Please quote each of the items below word for word, leaving out the pictures.

---------- Data shown

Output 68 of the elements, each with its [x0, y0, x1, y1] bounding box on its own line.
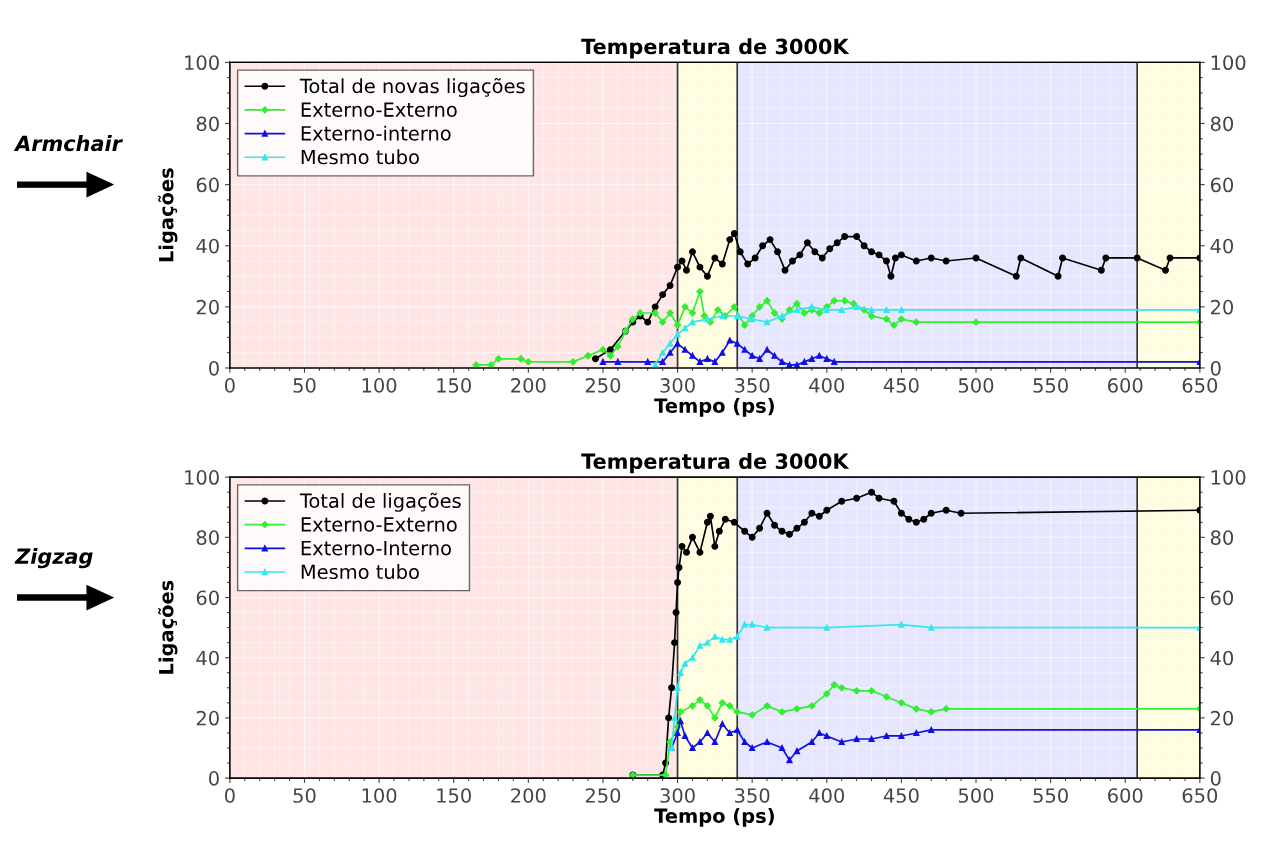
x-axis-title: Tempo (ps)	[654, 397, 774, 417]
x-tick-label: 500	[958, 788, 994, 803]
y-tick-label: 100	[185, 470, 219, 485]
text: Zigzag	[14, 547, 93, 569]
y-tick-label: 80	[196, 116, 219, 132]
x-tick-label: 600	[1108, 788, 1143, 803]
legend-label: Externo-Externo	[301, 517, 457, 532]
x-tick-label: 450	[883, 788, 919, 803]
y-tick-label: 60	[196, 177, 219, 193]
x-tick-label: 600	[1108, 378, 1143, 393]
x-tick-label: 50	[293, 788, 316, 803]
legend-label: Mesmo tubo	[301, 564, 419, 580]
x-tick-label: 550	[1033, 788, 1068, 803]
x-tick-label: 400	[809, 378, 845, 393]
y2-tick-label: 100	[1211, 55, 1246, 71]
y2-tick-label: 100	[1211, 470, 1246, 485]
y-tick-label: 20	[196, 710, 219, 726]
legend-label: Total de ligações	[299, 492, 461, 512]
x-tick-label: 650	[1182, 788, 1218, 803]
y-axis-title: Ligações	[158, 168, 178, 262]
y-tick-label: 40	[196, 238, 219, 254]
x-tick-label: 350	[735, 378, 770, 393]
legend-label: Total de novas ligações	[299, 77, 525, 98]
y2-tick-label: 60	[1210, 590, 1234, 606]
x-tick-label: 150	[437, 788, 471, 803]
legend-label: Externo-Interno	[301, 540, 451, 556]
x-tick-label: 500	[958, 378, 994, 393]
y2-tick-label: 20	[1211, 299, 1234, 315]
y2-tick-label: 80	[1210, 530, 1234, 545]
y-tick-label: 80	[196, 530, 219, 545]
x-tick-label: 0	[224, 788, 235, 803]
x-tick-label: 250	[585, 378, 621, 393]
legend-label: Externo-Externo	[301, 102, 457, 117]
x-tick-label: 100	[362, 788, 397, 803]
y-tick-label: 40	[196, 650, 219, 666]
legend-label: Mesmo tubo	[301, 149, 419, 165]
x-tick-label: 300	[660, 788, 695, 803]
y2-tick-label: 60	[1210, 177, 1234, 193]
x-tick-label: 300	[660, 378, 695, 393]
text: Armchair	[13, 135, 123, 152]
x-axis-title: Tempo (ps)	[654, 808, 774, 827]
x-tick-label: 100	[362, 378, 397, 393]
x-tick-label: 550	[1033, 378, 1068, 393]
x-tick-label: 250	[585, 788, 621, 803]
y2-tick-label: 80	[1210, 116, 1234, 132]
x-tick-label: 650	[1182, 378, 1218, 393]
legend-label: Externo-interno	[301, 125, 451, 141]
x-tick-label: 400	[809, 788, 845, 803]
x-tick-label: 50	[293, 378, 316, 393]
y-tick-label: 0	[209, 771, 219, 786]
x-tick-label: 0	[224, 378, 235, 393]
y-tick-label: 60	[196, 590, 219, 606]
y-axis-title: Ligações	[158, 580, 178, 674]
y-tick-label: 100	[185, 55, 219, 71]
y2-tick-label: 0	[1210, 771, 1221, 786]
y2-tick-label: 0	[1210, 360, 1221, 376]
y-tick-label: 20	[196, 299, 219, 315]
x-tick-label: 150	[437, 378, 471, 393]
chart-title: Temperatura de 3000K	[581, 38, 850, 59]
chart-title: Temperatura de 3000K	[581, 452, 850, 474]
x-tick-label: 200	[511, 378, 546, 393]
x-tick-label: 350	[735, 788, 770, 803]
y2-tick-label: 20	[1211, 710, 1234, 726]
y2-tick-label: 40	[1210, 650, 1234, 666]
x-tick-label: 450	[883, 378, 919, 393]
x-tick-label: 200	[511, 788, 546, 803]
y-tick-label: 0	[209, 360, 219, 376]
y2-tick-label: 40	[1210, 238, 1234, 254]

--------------------

• The completed task:
Output 68 of the elements, each with its [x0, y0, x1, y1] bounding box on its own line.
x-axis-title: Tempo (ps)	[654, 397, 774, 417]
x-tick-label: 500	[958, 788, 994, 803]
y-tick-label: 100	[185, 470, 219, 485]
text: Zigzag	[14, 547, 93, 569]
y-tick-label: 80	[196, 116, 219, 132]
x-tick-label: 600	[1108, 788, 1143, 803]
legend-label: Externo-Externo	[301, 517, 457, 532]
x-tick-label: 450	[883, 788, 919, 803]
y-tick-label: 60	[196, 177, 219, 193]
x-tick-label: 600	[1108, 378, 1143, 393]
x-tick-label: 50	[293, 788, 316, 803]
legend-label: Mesmo tubo	[301, 564, 419, 580]
x-tick-label: 550	[1033, 788, 1068, 803]
x-tick-label: 400	[809, 378, 845, 393]
y2-tick-label: 100	[1211, 55, 1246, 71]
y2-tick-label: 100	[1211, 470, 1246, 485]
y-tick-label: 20	[196, 710, 219, 726]
legend-label: Total de ligações	[299, 492, 461, 512]
x-tick-label: 650	[1182, 788, 1218, 803]
y-axis-title: Ligações	[158, 168, 178, 262]
y-tick-label: 40	[196, 238, 219, 254]
x-tick-label: 350	[735, 378, 770, 393]
legend-label: Total de novas ligações	[299, 77, 525, 98]
y2-tick-label: 60	[1210, 590, 1234, 606]
x-tick-label: 150	[437, 788, 471, 803]
legend-label: Externo-Interno	[301, 540, 451, 556]
x-tick-label: 500	[958, 378, 994, 393]
y2-tick-label: 20	[1211, 299, 1234, 315]
y2-tick-label: 80	[1210, 530, 1234, 545]
y-tick-label: 80	[196, 530, 219, 545]
x-tick-label: 0	[224, 788, 235, 803]
x-tick-label: 250	[585, 378, 621, 393]
legend-label: Externo-Externo	[301, 102, 457, 117]
x-tick-label: 100	[362, 788, 397, 803]
y-tick-label: 40	[196, 650, 219, 666]
legend-label: Mesmo tubo	[301, 149, 419, 165]
x-tick-label: 300	[660, 788, 695, 803]
y2-tick-label: 60	[1210, 177, 1234, 193]
x-tick-label: 300	[660, 378, 695, 393]
text: Armchair	[13, 135, 123, 152]
x-axis-title: Tempo (ps)	[654, 808, 774, 827]
x-tick-label: 100	[362, 378, 397, 393]
x-tick-label: 550	[1033, 378, 1068, 393]
x-tick-label: 250	[585, 788, 621, 803]
y2-tick-label: 80	[1210, 116, 1234, 132]
x-tick-label: 650	[1182, 378, 1218, 393]
legend-label: Externo-interno	[301, 125, 451, 141]
x-tick-label: 400	[809, 788, 845, 803]
x-tick-label: 50	[293, 378, 316, 393]
y-tick-label: 0	[209, 771, 219, 786]
x-tick-label: 0	[224, 378, 235, 393]
y-tick-label: 60	[196, 590, 219, 606]
y-axis-title: Ligações	[158, 580, 178, 674]
y-tick-label: 100	[185, 55, 219, 71]
y2-tick-label: 0	[1210, 771, 1221, 786]
y2-tick-label: 0	[1210, 360, 1221, 376]
y-tick-label: 20	[196, 299, 219, 315]
x-tick-label: 150	[437, 378, 471, 393]
chart-title: Temperatura de 3000K	[581, 38, 850, 59]
chart-title: Temperatura de 3000K	[581, 452, 850, 474]
x-tick-label: 200	[511, 378, 546, 393]
x-tick-label: 350	[735, 788, 770, 803]
y2-tick-label: 20	[1211, 710, 1234, 726]
y2-tick-label: 40	[1210, 650, 1234, 666]
x-tick-label: 450	[883, 378, 919, 393]
x-tick-label: 200	[511, 788, 546, 803]
y-tick-label: 0	[209, 360, 219, 376]
y2-tick-label: 40	[1210, 238, 1234, 254]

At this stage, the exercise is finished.